Given data:
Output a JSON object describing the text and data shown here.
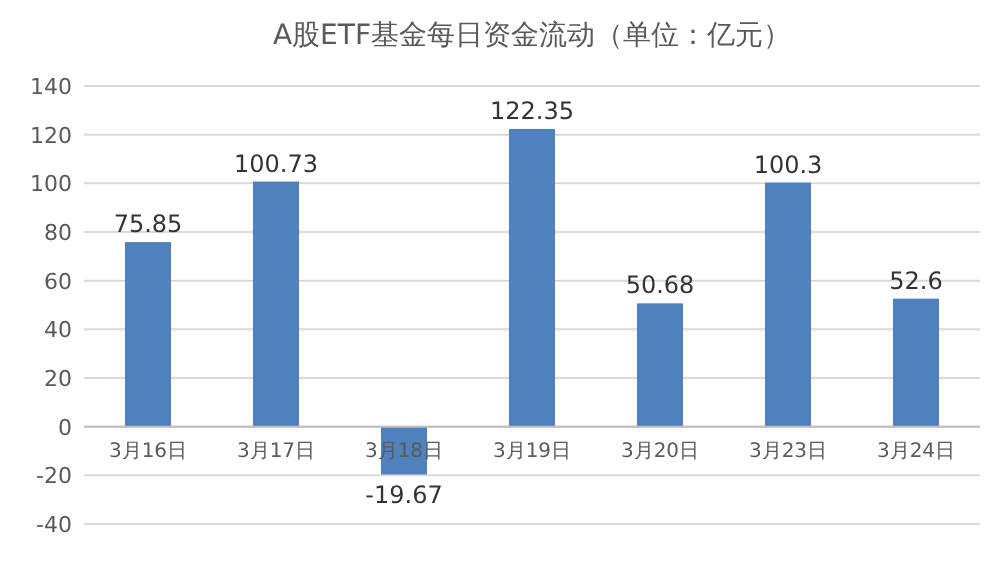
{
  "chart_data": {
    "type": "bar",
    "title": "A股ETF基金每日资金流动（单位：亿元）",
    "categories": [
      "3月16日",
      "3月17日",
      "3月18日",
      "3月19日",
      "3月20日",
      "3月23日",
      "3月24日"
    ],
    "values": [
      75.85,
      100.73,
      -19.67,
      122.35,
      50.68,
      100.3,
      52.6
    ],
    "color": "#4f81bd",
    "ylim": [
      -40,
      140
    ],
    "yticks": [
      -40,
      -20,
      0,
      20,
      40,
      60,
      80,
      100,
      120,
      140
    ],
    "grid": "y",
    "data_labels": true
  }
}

To be done:
Make an exact copy of the data above, pictures excluded.

Reply:
Output a JSON object describing the text and data shown here.
{
  "chart_data": {
    "type": "bar",
    "title": "A股ETF基金每日资金流动（单位：亿元）",
    "categories": [
      "3月16日",
      "3月17日",
      "3月18日",
      "3月19日",
      "3月20日",
      "3月23日",
      "3月24日"
    ],
    "values": [
      75.85,
      100.73,
      -19.67,
      122.35,
      50.68,
      100.3,
      52.6
    ],
    "color": "#4f81bd",
    "ylim": [
      -40,
      140
    ],
    "yticks": [
      -40,
      -20,
      0,
      20,
      40,
      60,
      80,
      100,
      120,
      140
    ],
    "grid": "y",
    "data_labels": true
  }
}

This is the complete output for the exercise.